[START OF INPUT]

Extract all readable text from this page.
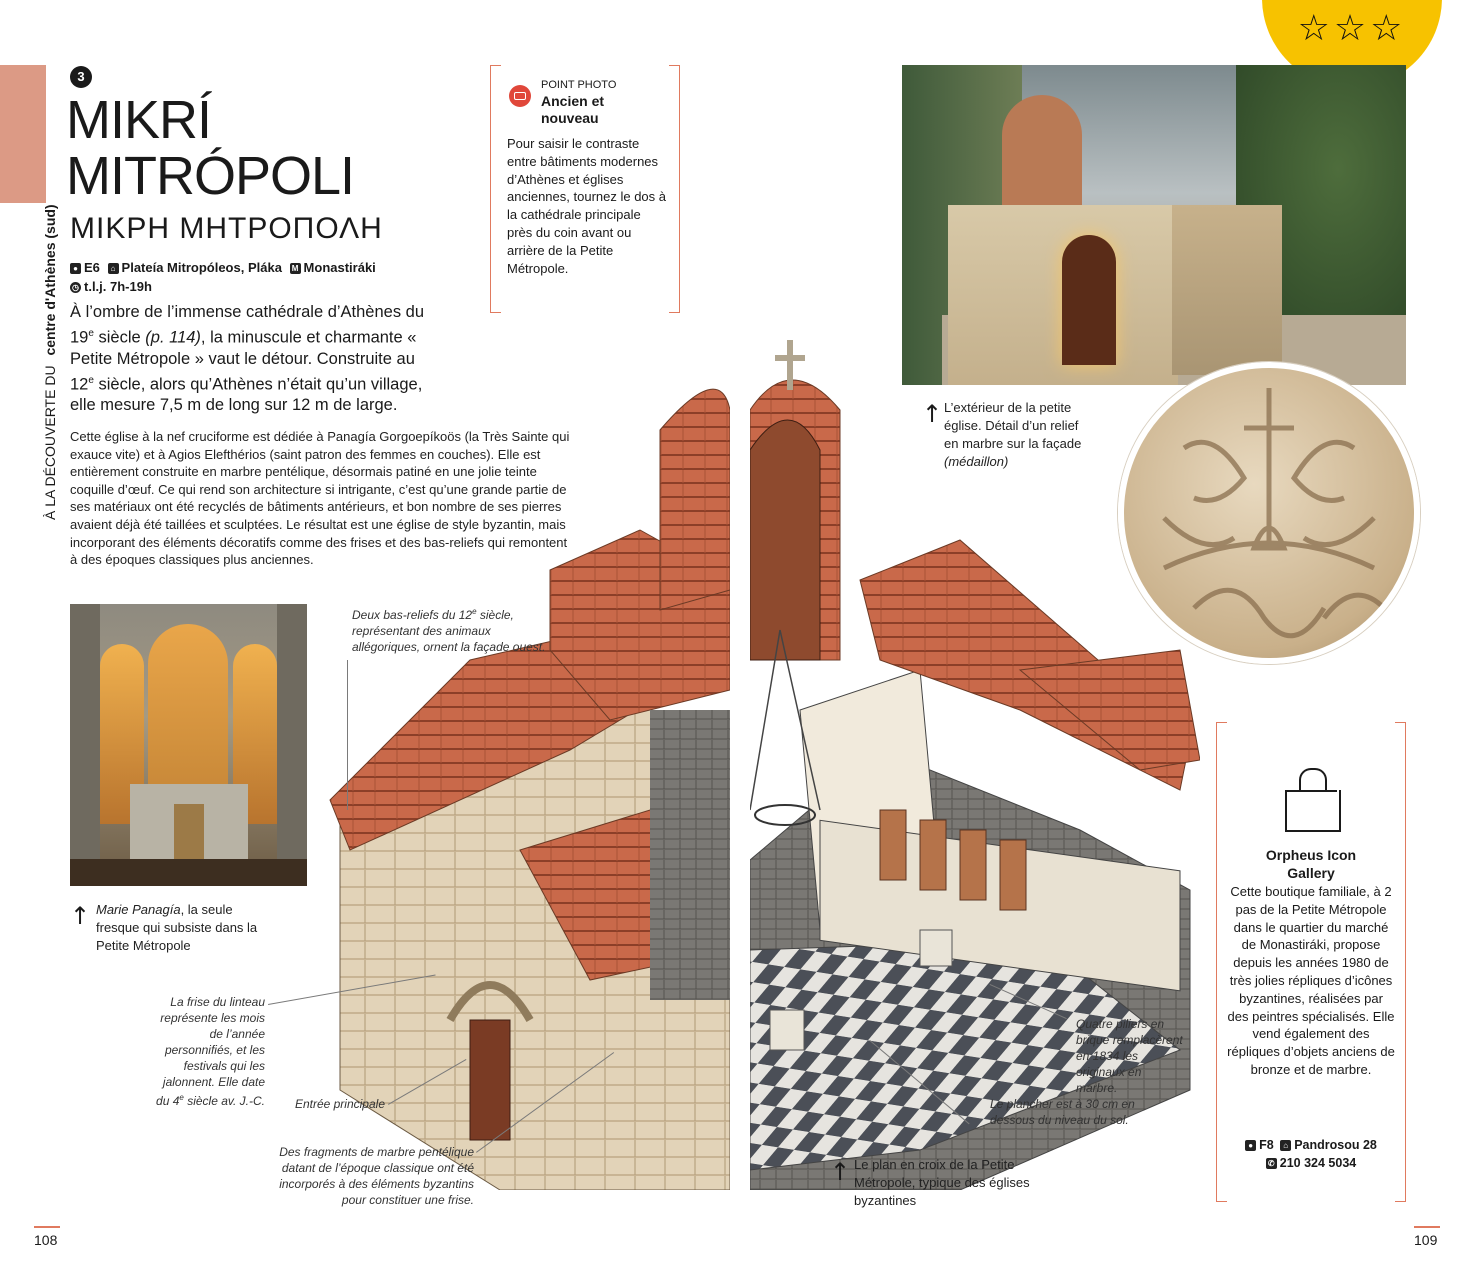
☆☆☆
À LA DÉCOUVERTE DU centre d'Athènes (sud)
3
MIKRÍ
MITRÓPOLI
ΜΙΚΡΗ ΜΗΤΡΟΠΟΛΗ
● E6 ⌂ Plateía Mitropóleos, Pláka M Monastiráki
◷ t.l.j. 7h-19h
À l’ombre de l’immense cathédrale d’Athènes du 19e siècle (p. 114), la minuscule et charmante « Petite Métropole » vaut le détour. Construite au 12e siècle, alors qu’Athènes n’était qu’un village, elle mesure 7,5 m de long sur 12 m de large.
Cette église à la nef cruciforme est dédiée à Panagía Gorgoepíkoös (la Très Sainte qui exauce vite) et à Agios Elefthérios (saint patron des femmes en couches). Elle est entièrement construite en marbre pentélique, désormais patiné en une jolie teinte coquille d’œuf. Ce qui rend son architecture si intrigante, c’est qu’une grande partie de ses matériaux ont été recyclés de bâtiments antérieurs, et bon nombre de ses pierres avaient déjà été taillées et sculptées. Le résultat est une église de style byzantin, mais incorporant des éléments décoratifs comme des frises et des bas-reliefs qui remontent à des époques classiques plus anciennes.
POINT PHOTO
Ancien et nouveau
Pour saisir le contraste entre bâtiments modernes d’Athènes et églises anciennes, tournez le dos à la cathédrale principale près du coin avant ou arrière de la Petite Métropole.
↑ L’extérieur de la petite église. Détail d’un relief en marbre sur la façade (médaillon)
↑ Marie Panagía, la seule fresque qui subsiste dans la Petite Métropole
Deux bas-reliefs du 12e siècle, représentant des animaux allégoriques, ornent la façade ouest.
La frise du linteau représente les mois de l’année personnifiés, et les festivals qui les jalonnent. Elle date du 4e siècle av. J.-C.	Entrée principale
Des fragments de marbre pentélique datant de l’époque classique ont été incorporés à des éléments byzantins pour constituer une frise.
Quatre piliers en brique remplacèrent en 1834 les originaux en marbre.
Le plancher est à 30 cm en dessous du niveau du sol.
↑ Le plan en croix de la Petite Métropole, typique des églises byzantines
Orpheus Icon Gallery
Cette boutique familiale, à 2 pas de la Petite Métropole dans le quartier du marché de Monastiráki, propose depuis les années 1980 de très jolies répliques d’icônes byzantines, réalisées par des peintres spécialisés. Elle vend également des répliques d’objets anciens de bronze et de marbre.
● F8 ⌂ Pandrosou 28
✆ 210 324 5034
108	109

[END OF INPUT]

▶ **REQUIREMENTS**:
Scan the data above and copy every line with "églises" in it.

▶ **WRITTEN REPLY**:
Pour saisir le contraste entre bâtiments modernes d’Athènes et églises anciennes, tournez le dos à la cathédrale principale près du coin avant ou arrière de la Petite Métropole.
↑ Le plan en croix de la Petite Métropole, typique des églises byzantines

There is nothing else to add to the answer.